▼

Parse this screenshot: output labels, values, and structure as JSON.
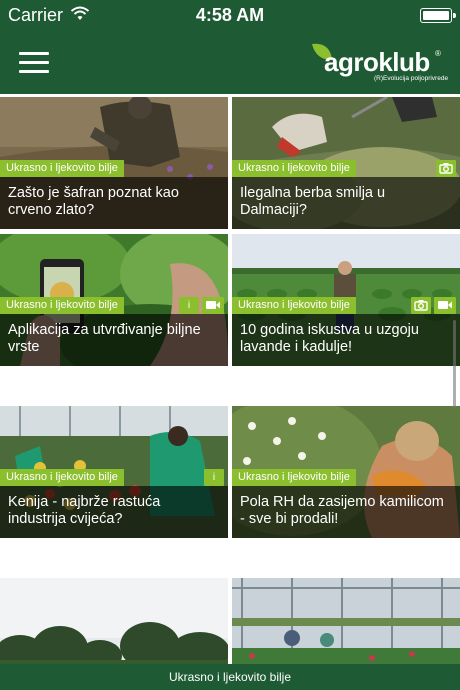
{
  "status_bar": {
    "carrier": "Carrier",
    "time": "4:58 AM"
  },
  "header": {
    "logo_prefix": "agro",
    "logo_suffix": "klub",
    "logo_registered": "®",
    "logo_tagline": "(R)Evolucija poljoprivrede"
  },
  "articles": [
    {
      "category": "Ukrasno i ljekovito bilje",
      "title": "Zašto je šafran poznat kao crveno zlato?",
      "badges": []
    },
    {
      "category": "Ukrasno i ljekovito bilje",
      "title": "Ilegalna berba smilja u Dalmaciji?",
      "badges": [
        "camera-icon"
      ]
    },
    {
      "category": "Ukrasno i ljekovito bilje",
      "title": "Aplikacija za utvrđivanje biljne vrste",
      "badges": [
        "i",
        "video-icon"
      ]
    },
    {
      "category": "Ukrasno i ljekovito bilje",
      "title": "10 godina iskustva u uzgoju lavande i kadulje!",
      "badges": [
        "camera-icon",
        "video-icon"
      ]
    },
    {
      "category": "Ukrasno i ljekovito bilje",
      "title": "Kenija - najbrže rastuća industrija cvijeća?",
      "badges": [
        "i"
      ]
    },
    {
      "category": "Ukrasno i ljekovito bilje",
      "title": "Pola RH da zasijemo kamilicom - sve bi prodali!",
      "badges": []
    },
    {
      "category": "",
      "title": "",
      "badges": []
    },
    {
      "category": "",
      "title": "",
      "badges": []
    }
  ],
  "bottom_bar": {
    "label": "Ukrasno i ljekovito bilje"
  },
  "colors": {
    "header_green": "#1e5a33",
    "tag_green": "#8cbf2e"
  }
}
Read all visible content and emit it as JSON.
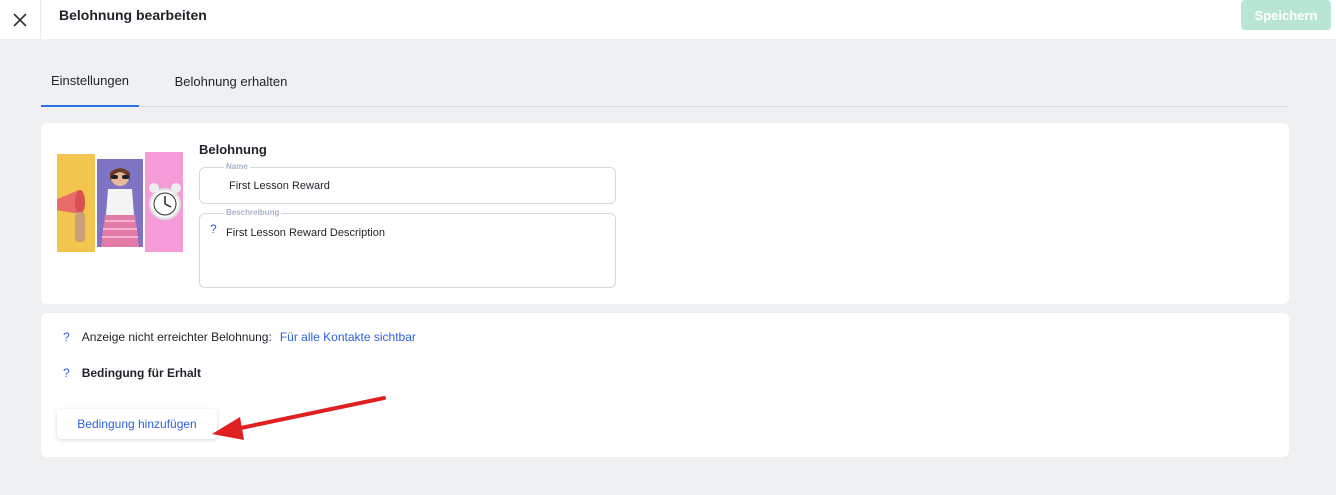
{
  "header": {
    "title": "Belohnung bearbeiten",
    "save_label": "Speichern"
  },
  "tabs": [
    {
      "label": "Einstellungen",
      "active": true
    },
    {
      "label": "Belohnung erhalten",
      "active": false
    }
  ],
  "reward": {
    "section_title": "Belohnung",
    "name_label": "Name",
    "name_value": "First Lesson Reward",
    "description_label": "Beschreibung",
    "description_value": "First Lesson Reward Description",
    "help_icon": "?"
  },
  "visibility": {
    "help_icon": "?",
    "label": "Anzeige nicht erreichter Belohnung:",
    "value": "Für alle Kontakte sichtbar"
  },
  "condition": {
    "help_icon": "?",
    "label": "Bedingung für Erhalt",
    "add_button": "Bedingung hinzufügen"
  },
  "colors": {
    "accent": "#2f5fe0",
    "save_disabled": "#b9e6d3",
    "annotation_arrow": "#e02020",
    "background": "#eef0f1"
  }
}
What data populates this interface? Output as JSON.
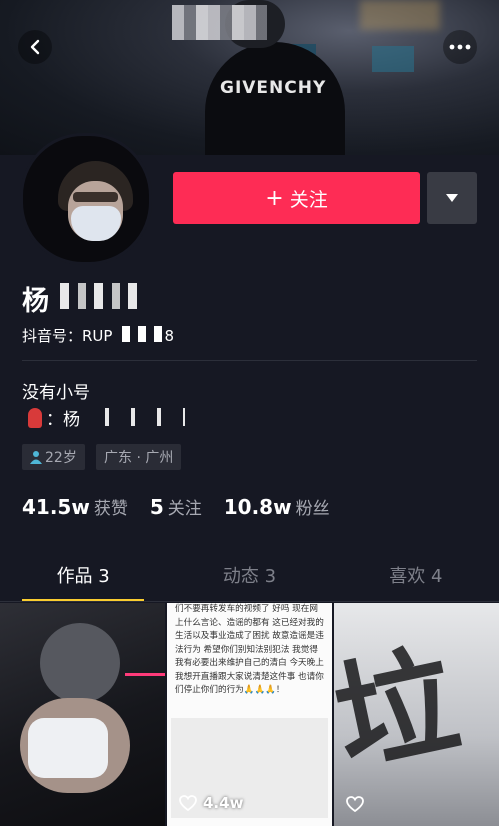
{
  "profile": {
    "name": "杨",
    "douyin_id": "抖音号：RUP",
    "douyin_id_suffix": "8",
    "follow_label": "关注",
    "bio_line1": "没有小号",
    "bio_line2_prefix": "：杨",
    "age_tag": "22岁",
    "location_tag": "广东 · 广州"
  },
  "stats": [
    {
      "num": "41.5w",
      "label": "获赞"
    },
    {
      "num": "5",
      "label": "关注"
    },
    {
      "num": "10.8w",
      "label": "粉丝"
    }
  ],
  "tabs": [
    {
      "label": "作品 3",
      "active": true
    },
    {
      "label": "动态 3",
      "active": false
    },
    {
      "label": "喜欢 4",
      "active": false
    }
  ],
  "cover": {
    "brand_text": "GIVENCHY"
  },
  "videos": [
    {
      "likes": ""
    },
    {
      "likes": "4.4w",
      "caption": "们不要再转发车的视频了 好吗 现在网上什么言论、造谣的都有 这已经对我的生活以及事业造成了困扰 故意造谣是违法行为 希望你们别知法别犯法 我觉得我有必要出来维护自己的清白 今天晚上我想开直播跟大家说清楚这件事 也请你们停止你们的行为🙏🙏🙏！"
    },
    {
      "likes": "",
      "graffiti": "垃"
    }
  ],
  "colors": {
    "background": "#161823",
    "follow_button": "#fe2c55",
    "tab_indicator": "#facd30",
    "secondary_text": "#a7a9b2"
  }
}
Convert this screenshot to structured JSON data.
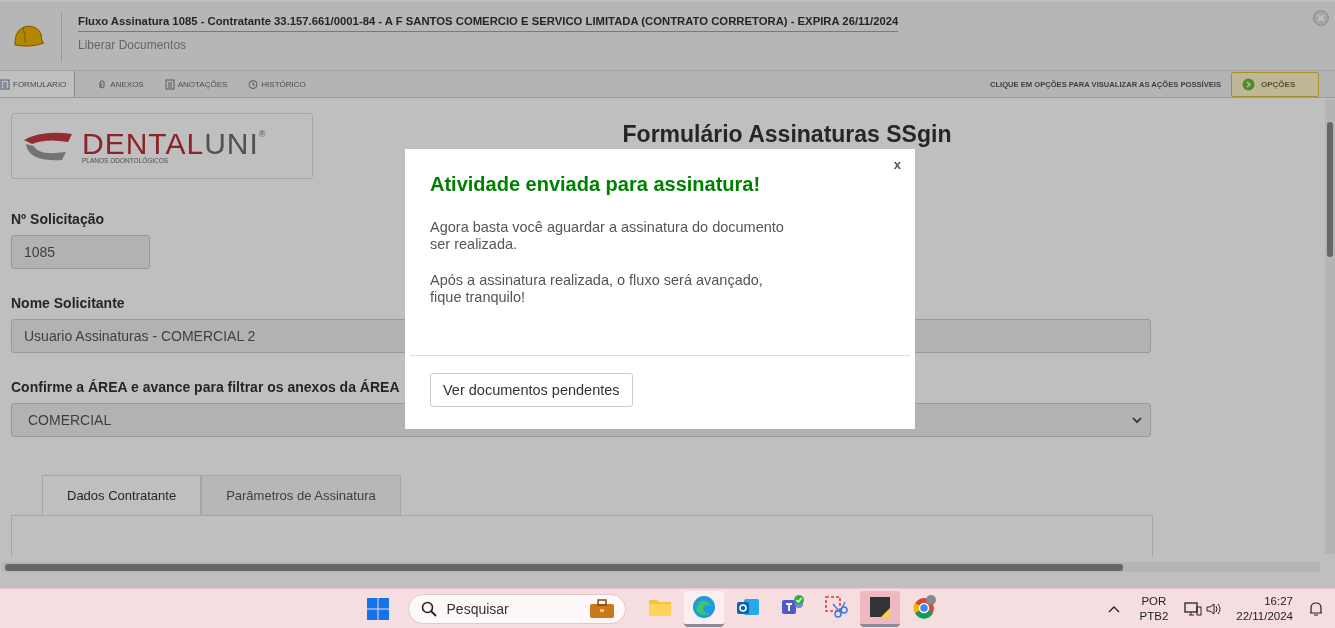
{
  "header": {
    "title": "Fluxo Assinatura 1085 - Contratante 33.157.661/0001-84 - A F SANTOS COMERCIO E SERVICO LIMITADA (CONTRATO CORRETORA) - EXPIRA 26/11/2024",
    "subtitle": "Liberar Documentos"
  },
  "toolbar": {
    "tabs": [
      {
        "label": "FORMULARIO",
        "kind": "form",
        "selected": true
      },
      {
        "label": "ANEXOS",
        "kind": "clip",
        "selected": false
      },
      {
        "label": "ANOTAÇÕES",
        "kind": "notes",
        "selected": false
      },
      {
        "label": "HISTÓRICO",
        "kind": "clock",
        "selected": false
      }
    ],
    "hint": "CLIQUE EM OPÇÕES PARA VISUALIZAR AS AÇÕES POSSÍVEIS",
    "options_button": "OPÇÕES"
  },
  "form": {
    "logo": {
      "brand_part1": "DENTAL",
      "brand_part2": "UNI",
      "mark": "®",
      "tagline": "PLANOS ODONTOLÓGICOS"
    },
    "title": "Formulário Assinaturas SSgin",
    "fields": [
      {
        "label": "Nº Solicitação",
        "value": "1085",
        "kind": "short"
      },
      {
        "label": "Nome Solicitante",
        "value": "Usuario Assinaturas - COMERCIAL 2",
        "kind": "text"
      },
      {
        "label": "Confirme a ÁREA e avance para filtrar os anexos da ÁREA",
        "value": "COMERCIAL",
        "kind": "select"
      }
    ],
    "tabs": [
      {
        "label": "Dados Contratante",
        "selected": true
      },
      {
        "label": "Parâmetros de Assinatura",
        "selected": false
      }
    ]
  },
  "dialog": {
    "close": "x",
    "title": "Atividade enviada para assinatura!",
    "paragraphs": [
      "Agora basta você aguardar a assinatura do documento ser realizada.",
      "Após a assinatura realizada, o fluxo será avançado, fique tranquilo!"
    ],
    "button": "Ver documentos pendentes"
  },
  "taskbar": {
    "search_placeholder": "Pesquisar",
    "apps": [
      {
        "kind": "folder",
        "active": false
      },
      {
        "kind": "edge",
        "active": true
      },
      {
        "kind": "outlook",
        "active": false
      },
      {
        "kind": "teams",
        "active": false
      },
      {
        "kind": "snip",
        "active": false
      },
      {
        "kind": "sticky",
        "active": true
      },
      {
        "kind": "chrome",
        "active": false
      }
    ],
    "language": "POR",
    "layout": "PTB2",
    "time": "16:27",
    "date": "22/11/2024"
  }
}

▲

- [TASK PROMPT]
Every line above should be returned exactly; the pictures stay out.

- [ANSWER FOR THIS EXERCISE]
Parse this screenshot: output labels, values, and structure as JSON.
{
  "status_bar": {
    "carrier": "Carrier",
    "time": "4:58 AM"
  },
  "header": {
    "logo_prefix": "agro",
    "logo_suffix": "klub",
    "logo_registered": "®",
    "logo_tagline": "(R)Evolucija poljoprivrede"
  },
  "articles": [
    {
      "category": "Ukrasno i ljekovito bilje",
      "title": "Zašto je šafran poznat kao crveno zlato?",
      "badges": []
    },
    {
      "category": "Ukrasno i ljekovito bilje",
      "title": "Ilegalna berba smilja u Dalmaciji?",
      "badges": [
        "camera-icon"
      ]
    },
    {
      "category": "Ukrasno i ljekovito bilje",
      "title": "Aplikacija za utvrđivanje biljne vrste",
      "badges": [
        "i",
        "video-icon"
      ]
    },
    {
      "category": "Ukrasno i ljekovito bilje",
      "title": "10 godina iskustva u uzgoju lavande i kadulje!",
      "badges": [
        "camera-icon",
        "video-icon"
      ]
    },
    {
      "category": "Ukrasno i ljekovito bilje",
      "title": "Kenija - najbrže rastuća industrija cvijeća?",
      "badges": [
        "i"
      ]
    },
    {
      "category": "Ukrasno i ljekovito bilje",
      "title": "Pola RH da zasijemo kamilicom - sve bi prodali!",
      "badges": []
    },
    {
      "category": "",
      "title": "",
      "badges": []
    },
    {
      "category": "",
      "title": "",
      "badges": []
    }
  ],
  "bottom_bar": {
    "label": "Ukrasno i ljekovito bilje"
  },
  "colors": {
    "header_green": "#1e5a33",
    "tag_green": "#8cbf2e"
  }
}
Read all visible content and emit it as JSON.
{
  "header": {
    "title": "Belohnung bearbeiten",
    "save_label": "Speichern"
  },
  "tabs": [
    {
      "label": "Einstellungen",
      "active": true
    },
    {
      "label": "Belohnung erhalten",
      "active": false
    }
  ],
  "reward": {
    "section_title": "Belohnung",
    "name_label": "Name",
    "name_value": "First Lesson Reward",
    "description_label": "Beschreibung",
    "description_value": "First Lesson Reward Description",
    "help_icon": "?"
  },
  "visibility": {
    "help_icon": "?",
    "label": "Anzeige nicht erreichter Belohnung:",
    "value": "Für alle Kontakte sichtbar"
  },
  "condition": {
    "help_icon": "?",
    "label": "Bedingung für Erhalt",
    "add_button": "Bedingung hinzufügen"
  },
  "colors": {
    "accent": "#2f5fe0",
    "save_disabled": "#b9e6d3",
    "annotation_arrow": "#e02020",
    "background": "#eef0f1"
  }
}
What data populates this interface? Output as JSON.
{
  "profile": {
    "name": "杨",
    "douyin_id": "抖音号：RUP",
    "douyin_id_suffix": "8",
    "follow_label": "关注",
    "bio_line1": "没有小号",
    "bio_line2_prefix": "：杨",
    "age_tag": "22岁",
    "location_tag": "广东 · 广州"
  },
  "stats": [
    {
      "num": "41.5w",
      "label": "获赞"
    },
    {
      "num": "5",
      "label": "关注"
    },
    {
      "num": "10.8w",
      "label": "粉丝"
    }
  ],
  "tabs": [
    {
      "label": "作品 3",
      "active": true
    },
    {
      "label": "动态 3",
      "active": false
    },
    {
      "label": "喜欢 4",
      "active": false
    }
  ],
  "cover": {
    "brand_text": "GIVENCHY"
  },
  "videos": [
    {
      "likes": ""
    },
    {
      "likes": "4.4w",
      "caption": "们不要再转发车的视频了 好吗 现在网上什么言论、造谣的都有 这已经对我的生活以及事业造成了困扰 故意造谣是违法行为 希望你们别知法别犯法 我觉得我有必要出来维护自己的清白 今天晚上我想开直播跟大家说清楚这件事 也请你们停止你们的行为🙏🙏🙏！"
    },
    {
      "likes": "",
      "graffiti": "垃"
    }
  ],
  "colors": {
    "background": "#161823",
    "follow_button": "#fe2c55",
    "tab_indicator": "#facd30",
    "secondary_text": "#a7a9b2"
  }
}
Convert this screenshot to structured JSON data.
{
  "header": {
    "title": "Fluxo Assinatura 1085 - Contratante 33.157.661/0001-84 - A F SANTOS COMERCIO E SERVICO LIMITADA (CONTRATO CORRETORA) - EXPIRA 26/11/2024",
    "subtitle": "Liberar Documentos"
  },
  "toolbar": {
    "tabs": [
      {
        "label": "FORMULARIO",
        "kind": "form",
        "selected": true
      },
      {
        "label": "ANEXOS",
        "kind": "clip",
        "selected": false
      },
      {
        "label": "ANOTAÇÕES",
        "kind": "notes",
        "selected": false
      },
      {
        "label": "HISTÓRICO",
        "kind": "clock",
        "selected": false
      }
    ],
    "hint": "CLIQUE EM OPÇÕES PARA VISUALIZAR AS AÇÕES POSSÍVEIS",
    "options_button": "OPÇÕES"
  },
  "form": {
    "logo": {
      "brand_part1": "DENTAL",
      "brand_part2": "UNI",
      "mark": "®",
      "tagline": "PLANOS ODONTOLÓGICOS"
    },
    "title": "Formulário Assinaturas SSgin",
    "fields": [
      {
        "label": "Nº Solicitação",
        "value": "1085",
        "kind": "short"
      },
      {
        "label": "Nome Solicitante",
        "value": "Usuario Assinaturas - COMERCIAL 2",
        "kind": "text"
      },
      {
        "label": "Confirme a ÁREA e avance para filtrar os anexos da ÁREA",
        "value": "COMERCIAL",
        "kind": "select"
      }
    ],
    "tabs": [
      {
        "label": "Dados Contratante",
        "selected": true
      },
      {
        "label": "Parâmetros de Assinatura",
        "selected": false
      }
    ]
  },
  "dialog": {
    "close": "x",
    "title": "Atividade enviada para assinatura!",
    "paragraphs": [
      "Agora basta você aguardar a assinatura do documento ser realizada.",
      "Após a assinatura realizada, o fluxo será avançado, fique tranquilo!"
    ],
    "button": "Ver documentos pendentes"
  },
  "taskbar": {
    "search_placeholder": "Pesquisar",
    "apps": [
      {
        "kind": "folder",
        "active": false
      },
      {
        "kind": "edge",
        "active": true
      },
      {
        "kind": "outlook",
        "active": false
      },
      {
        "kind": "teams",
        "active": false
      },
      {
        "kind": "snip",
        "active": false
      },
      {
        "kind": "sticky",
        "active": true
      },
      {
        "kind": "chrome",
        "active": false
      }
    ],
    "language": "POR",
    "layout": "PTB2",
    "time": "16:27",
    "date": "22/11/2024"
  }
}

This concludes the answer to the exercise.